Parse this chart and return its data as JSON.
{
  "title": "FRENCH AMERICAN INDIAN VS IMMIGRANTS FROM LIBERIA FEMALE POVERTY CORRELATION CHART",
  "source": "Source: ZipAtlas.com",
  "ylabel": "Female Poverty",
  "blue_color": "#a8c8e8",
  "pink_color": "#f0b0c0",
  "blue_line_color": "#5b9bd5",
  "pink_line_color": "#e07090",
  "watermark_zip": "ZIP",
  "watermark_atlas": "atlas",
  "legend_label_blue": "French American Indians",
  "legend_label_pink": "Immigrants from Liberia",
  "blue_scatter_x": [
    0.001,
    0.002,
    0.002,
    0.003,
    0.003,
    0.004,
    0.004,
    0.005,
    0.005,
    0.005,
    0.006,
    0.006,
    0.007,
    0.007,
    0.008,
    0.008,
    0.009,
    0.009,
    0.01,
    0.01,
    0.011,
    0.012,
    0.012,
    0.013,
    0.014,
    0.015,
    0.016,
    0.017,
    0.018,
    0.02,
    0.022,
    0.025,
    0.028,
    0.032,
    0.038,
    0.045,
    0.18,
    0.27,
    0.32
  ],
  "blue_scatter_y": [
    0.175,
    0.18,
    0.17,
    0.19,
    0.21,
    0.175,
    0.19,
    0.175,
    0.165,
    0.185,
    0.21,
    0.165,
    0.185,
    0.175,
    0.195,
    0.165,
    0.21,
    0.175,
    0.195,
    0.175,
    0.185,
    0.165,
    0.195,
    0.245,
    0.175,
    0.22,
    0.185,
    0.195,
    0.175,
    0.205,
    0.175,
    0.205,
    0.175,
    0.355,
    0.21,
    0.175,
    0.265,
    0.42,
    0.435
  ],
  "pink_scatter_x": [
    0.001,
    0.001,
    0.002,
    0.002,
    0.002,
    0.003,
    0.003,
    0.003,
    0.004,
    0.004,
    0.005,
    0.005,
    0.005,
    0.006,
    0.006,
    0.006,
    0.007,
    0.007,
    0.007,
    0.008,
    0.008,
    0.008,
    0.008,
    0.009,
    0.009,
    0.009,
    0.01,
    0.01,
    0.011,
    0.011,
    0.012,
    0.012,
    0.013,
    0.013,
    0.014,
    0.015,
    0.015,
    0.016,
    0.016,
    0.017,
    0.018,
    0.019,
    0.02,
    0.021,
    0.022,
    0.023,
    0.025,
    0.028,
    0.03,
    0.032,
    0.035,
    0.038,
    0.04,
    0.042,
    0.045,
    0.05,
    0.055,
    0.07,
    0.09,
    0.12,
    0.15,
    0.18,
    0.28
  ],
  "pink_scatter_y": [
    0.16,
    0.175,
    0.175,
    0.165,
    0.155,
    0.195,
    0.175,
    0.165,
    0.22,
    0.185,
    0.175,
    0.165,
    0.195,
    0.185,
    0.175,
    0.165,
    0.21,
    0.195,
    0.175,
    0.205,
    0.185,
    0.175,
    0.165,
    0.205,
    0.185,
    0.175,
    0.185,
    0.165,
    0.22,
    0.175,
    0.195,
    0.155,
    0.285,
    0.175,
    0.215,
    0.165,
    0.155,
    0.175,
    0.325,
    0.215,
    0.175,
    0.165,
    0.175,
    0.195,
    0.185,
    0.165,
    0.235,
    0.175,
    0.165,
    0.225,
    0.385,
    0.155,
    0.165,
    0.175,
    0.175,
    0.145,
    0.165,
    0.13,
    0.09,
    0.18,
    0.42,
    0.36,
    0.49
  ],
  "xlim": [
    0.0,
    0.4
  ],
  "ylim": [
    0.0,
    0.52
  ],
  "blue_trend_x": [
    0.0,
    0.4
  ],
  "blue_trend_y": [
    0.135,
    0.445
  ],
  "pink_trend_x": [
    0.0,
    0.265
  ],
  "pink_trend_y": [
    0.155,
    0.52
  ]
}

DIRECTIONS
Take the entries above and transcribe them in full.

SOLVED PROBLEM
Parse this chart and return its data as JSON.
{
  "title": "FRENCH AMERICAN INDIAN VS IMMIGRANTS FROM LIBERIA FEMALE POVERTY CORRELATION CHART",
  "source": "Source: ZipAtlas.com",
  "ylabel": "Female Poverty",
  "blue_color": "#a8c8e8",
  "pink_color": "#f0b0c0",
  "blue_line_color": "#5b9bd5",
  "pink_line_color": "#e07090",
  "watermark_zip": "ZIP",
  "watermark_atlas": "atlas",
  "legend_label_blue": "French American Indians",
  "legend_label_pink": "Immigrants from Liberia",
  "blue_scatter_x": [
    0.001,
    0.002,
    0.002,
    0.003,
    0.003,
    0.004,
    0.004,
    0.005,
    0.005,
    0.005,
    0.006,
    0.006,
    0.007,
    0.007,
    0.008,
    0.008,
    0.009,
    0.009,
    0.01,
    0.01,
    0.011,
    0.012,
    0.012,
    0.013,
    0.014,
    0.015,
    0.016,
    0.017,
    0.018,
    0.02,
    0.022,
    0.025,
    0.028,
    0.032,
    0.038,
    0.045,
    0.18,
    0.27,
    0.32
  ],
  "blue_scatter_y": [
    0.175,
    0.18,
    0.17,
    0.19,
    0.21,
    0.175,
    0.19,
    0.175,
    0.165,
    0.185,
    0.21,
    0.165,
    0.185,
    0.175,
    0.195,
    0.165,
    0.21,
    0.175,
    0.195,
    0.175,
    0.185,
    0.165,
    0.195,
    0.245,
    0.175,
    0.22,
    0.185,
    0.195,
    0.175,
    0.205,
    0.175,
    0.205,
    0.175,
    0.355,
    0.21,
    0.175,
    0.265,
    0.42,
    0.435
  ],
  "pink_scatter_x": [
    0.001,
    0.001,
    0.002,
    0.002,
    0.002,
    0.003,
    0.003,
    0.003,
    0.004,
    0.004,
    0.005,
    0.005,
    0.005,
    0.006,
    0.006,
    0.006,
    0.007,
    0.007,
    0.007,
    0.008,
    0.008,
    0.008,
    0.008,
    0.009,
    0.009,
    0.009,
    0.01,
    0.01,
    0.011,
    0.011,
    0.012,
    0.012,
    0.013,
    0.013,
    0.014,
    0.015,
    0.015,
    0.016,
    0.016,
    0.017,
    0.018,
    0.019,
    0.02,
    0.021,
    0.022,
    0.023,
    0.025,
    0.028,
    0.03,
    0.032,
    0.035,
    0.038,
    0.04,
    0.042,
    0.045,
    0.05,
    0.055,
    0.07,
    0.09,
    0.12,
    0.15,
    0.18,
    0.28
  ],
  "pink_scatter_y": [
    0.16,
    0.175,
    0.175,
    0.165,
    0.155,
    0.195,
    0.175,
    0.165,
    0.22,
    0.185,
    0.175,
    0.165,
    0.195,
    0.185,
    0.175,
    0.165,
    0.21,
    0.195,
    0.175,
    0.205,
    0.185,
    0.175,
    0.165,
    0.205,
    0.185,
    0.175,
    0.185,
    0.165,
    0.22,
    0.175,
    0.195,
    0.155,
    0.285,
    0.175,
    0.215,
    0.165,
    0.155,
    0.175,
    0.325,
    0.215,
    0.175,
    0.165,
    0.175,
    0.195,
    0.185,
    0.165,
    0.235,
    0.175,
    0.165,
    0.225,
    0.385,
    0.155,
    0.165,
    0.175,
    0.175,
    0.145,
    0.165,
    0.13,
    0.09,
    0.18,
    0.42,
    0.36,
    0.49
  ],
  "xlim": [
    0.0,
    0.4
  ],
  "ylim": [
    0.0,
    0.52
  ],
  "blue_trend_x": [
    0.0,
    0.4
  ],
  "blue_trend_y": [
    0.135,
    0.445
  ],
  "pink_trend_x": [
    0.0,
    0.265
  ],
  "pink_trend_y": [
    0.155,
    0.52
  ]
}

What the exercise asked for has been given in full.